— start of DATA SHOWN —

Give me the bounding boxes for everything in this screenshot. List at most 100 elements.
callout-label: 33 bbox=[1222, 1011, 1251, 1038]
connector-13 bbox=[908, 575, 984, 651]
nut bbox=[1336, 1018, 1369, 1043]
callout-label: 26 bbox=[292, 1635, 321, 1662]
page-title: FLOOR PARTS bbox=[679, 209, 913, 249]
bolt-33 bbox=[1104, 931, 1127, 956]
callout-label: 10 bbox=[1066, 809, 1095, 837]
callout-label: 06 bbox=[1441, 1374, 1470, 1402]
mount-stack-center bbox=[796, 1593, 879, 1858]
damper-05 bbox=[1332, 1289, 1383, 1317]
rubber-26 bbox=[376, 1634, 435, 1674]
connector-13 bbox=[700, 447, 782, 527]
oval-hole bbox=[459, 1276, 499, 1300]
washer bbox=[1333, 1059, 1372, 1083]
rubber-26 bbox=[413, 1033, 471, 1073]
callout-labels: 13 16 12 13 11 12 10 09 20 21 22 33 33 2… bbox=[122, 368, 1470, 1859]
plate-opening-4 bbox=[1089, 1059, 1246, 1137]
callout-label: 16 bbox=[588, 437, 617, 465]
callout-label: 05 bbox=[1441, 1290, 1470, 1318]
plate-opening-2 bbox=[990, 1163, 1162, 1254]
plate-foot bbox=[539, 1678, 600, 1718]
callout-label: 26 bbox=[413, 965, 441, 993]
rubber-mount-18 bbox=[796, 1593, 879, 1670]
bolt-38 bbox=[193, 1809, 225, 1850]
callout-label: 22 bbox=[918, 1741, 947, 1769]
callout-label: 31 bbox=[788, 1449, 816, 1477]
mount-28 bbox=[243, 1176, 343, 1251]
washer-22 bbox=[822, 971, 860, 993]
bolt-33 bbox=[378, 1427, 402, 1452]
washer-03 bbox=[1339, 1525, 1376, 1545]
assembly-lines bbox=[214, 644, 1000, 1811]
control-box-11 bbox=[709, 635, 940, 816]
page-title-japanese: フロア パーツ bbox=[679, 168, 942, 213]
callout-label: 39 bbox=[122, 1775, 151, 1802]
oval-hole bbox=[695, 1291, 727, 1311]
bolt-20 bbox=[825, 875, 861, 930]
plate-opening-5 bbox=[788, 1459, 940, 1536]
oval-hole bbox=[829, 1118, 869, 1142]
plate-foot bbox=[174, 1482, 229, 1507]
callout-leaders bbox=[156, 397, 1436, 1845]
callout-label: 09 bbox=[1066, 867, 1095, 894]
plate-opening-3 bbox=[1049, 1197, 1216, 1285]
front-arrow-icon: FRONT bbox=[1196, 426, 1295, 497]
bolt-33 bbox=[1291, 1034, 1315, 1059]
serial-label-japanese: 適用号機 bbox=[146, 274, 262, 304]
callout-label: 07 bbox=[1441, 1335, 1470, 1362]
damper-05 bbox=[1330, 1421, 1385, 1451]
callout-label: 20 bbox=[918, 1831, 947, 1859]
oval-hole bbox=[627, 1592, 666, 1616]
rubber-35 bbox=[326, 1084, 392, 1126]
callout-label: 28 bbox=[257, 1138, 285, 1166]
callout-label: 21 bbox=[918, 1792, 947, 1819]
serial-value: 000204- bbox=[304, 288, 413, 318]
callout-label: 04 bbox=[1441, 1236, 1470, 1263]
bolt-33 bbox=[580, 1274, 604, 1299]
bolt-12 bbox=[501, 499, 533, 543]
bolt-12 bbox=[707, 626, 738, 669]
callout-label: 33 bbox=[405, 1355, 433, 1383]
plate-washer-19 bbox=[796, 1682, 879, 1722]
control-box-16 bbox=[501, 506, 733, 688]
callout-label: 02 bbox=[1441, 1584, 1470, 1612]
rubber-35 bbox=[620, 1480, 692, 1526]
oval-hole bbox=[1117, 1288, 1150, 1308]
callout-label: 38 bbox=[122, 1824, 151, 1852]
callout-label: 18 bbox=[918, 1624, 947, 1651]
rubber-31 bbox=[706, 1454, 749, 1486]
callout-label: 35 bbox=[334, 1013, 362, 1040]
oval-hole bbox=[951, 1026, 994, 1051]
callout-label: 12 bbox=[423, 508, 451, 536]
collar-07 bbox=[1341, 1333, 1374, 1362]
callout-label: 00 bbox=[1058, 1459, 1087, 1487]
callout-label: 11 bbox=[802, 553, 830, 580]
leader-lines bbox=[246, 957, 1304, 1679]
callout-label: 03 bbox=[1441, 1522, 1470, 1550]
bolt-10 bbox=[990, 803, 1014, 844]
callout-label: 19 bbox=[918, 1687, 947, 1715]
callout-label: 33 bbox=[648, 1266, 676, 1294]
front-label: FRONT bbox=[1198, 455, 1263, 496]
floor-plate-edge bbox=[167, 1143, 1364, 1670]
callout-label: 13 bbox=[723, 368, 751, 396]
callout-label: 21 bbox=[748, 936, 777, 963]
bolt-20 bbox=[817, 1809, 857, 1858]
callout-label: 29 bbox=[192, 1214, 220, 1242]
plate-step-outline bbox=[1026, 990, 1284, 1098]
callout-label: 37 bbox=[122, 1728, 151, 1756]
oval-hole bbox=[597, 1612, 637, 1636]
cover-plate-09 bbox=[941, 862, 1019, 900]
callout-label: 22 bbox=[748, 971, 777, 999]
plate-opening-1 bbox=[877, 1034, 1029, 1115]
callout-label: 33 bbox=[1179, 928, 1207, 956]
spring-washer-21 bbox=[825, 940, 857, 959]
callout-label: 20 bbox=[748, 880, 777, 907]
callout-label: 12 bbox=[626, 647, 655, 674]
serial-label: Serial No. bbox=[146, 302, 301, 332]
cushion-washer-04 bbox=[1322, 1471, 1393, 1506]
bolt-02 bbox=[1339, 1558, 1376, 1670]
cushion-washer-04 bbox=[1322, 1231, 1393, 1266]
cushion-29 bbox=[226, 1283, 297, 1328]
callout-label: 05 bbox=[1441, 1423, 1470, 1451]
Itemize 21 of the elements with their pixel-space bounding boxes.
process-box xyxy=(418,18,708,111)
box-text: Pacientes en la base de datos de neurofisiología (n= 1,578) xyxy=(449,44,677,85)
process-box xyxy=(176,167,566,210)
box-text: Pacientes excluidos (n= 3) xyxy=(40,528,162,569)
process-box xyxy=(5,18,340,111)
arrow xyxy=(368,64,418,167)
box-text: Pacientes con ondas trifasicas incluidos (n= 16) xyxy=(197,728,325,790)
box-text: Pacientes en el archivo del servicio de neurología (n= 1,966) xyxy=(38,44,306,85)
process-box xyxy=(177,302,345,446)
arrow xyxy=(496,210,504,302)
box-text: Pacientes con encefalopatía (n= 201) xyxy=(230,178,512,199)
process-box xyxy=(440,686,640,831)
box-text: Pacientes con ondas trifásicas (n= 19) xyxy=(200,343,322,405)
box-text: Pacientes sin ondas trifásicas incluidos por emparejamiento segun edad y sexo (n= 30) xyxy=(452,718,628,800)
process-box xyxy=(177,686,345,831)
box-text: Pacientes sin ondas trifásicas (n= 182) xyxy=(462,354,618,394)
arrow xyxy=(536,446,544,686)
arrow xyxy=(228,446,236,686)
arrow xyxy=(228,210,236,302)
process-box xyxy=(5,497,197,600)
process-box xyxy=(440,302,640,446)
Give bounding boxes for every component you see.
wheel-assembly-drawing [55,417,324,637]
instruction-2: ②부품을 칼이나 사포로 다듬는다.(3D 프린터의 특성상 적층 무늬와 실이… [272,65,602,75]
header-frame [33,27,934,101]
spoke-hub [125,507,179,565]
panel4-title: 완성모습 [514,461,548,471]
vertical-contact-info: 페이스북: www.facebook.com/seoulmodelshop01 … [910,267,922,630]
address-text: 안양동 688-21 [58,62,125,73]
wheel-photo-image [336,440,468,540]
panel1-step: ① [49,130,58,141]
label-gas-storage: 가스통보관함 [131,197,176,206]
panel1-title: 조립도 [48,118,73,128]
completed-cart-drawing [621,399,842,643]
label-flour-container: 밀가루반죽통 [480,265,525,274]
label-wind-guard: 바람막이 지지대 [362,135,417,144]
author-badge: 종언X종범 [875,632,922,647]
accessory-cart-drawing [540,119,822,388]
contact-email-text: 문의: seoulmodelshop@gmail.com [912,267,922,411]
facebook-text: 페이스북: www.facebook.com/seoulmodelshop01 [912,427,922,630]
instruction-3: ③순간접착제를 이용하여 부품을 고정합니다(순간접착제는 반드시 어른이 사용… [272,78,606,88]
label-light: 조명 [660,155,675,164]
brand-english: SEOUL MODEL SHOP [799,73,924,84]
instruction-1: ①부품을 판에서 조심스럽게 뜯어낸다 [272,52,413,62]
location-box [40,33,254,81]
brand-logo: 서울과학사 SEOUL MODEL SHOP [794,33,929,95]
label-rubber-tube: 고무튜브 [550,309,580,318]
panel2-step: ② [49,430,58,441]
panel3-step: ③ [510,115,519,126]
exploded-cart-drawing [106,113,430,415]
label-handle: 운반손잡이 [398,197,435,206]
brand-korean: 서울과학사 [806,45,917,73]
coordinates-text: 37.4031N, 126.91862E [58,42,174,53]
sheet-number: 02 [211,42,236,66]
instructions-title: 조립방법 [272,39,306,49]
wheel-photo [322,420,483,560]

— end of DATA SHOWN —

REQUEST: Change "nut" to "hex-nut" in the items from the start of the records through the line that contains "page-title: FLOOR PARTS", inclusive. Give those lines again with nothing else altered.

WRITTEN REPLY:
Give me the bounding boxes for everything in this screenshot. List at most 100 elements.
callout-label: 33 bbox=[1222, 1011, 1251, 1038]
connector-13 bbox=[908, 575, 984, 651]
hex-nut bbox=[1336, 1018, 1369, 1043]
callout-label: 26 bbox=[292, 1635, 321, 1662]
page-title: FLOOR PARTS bbox=[679, 209, 913, 249]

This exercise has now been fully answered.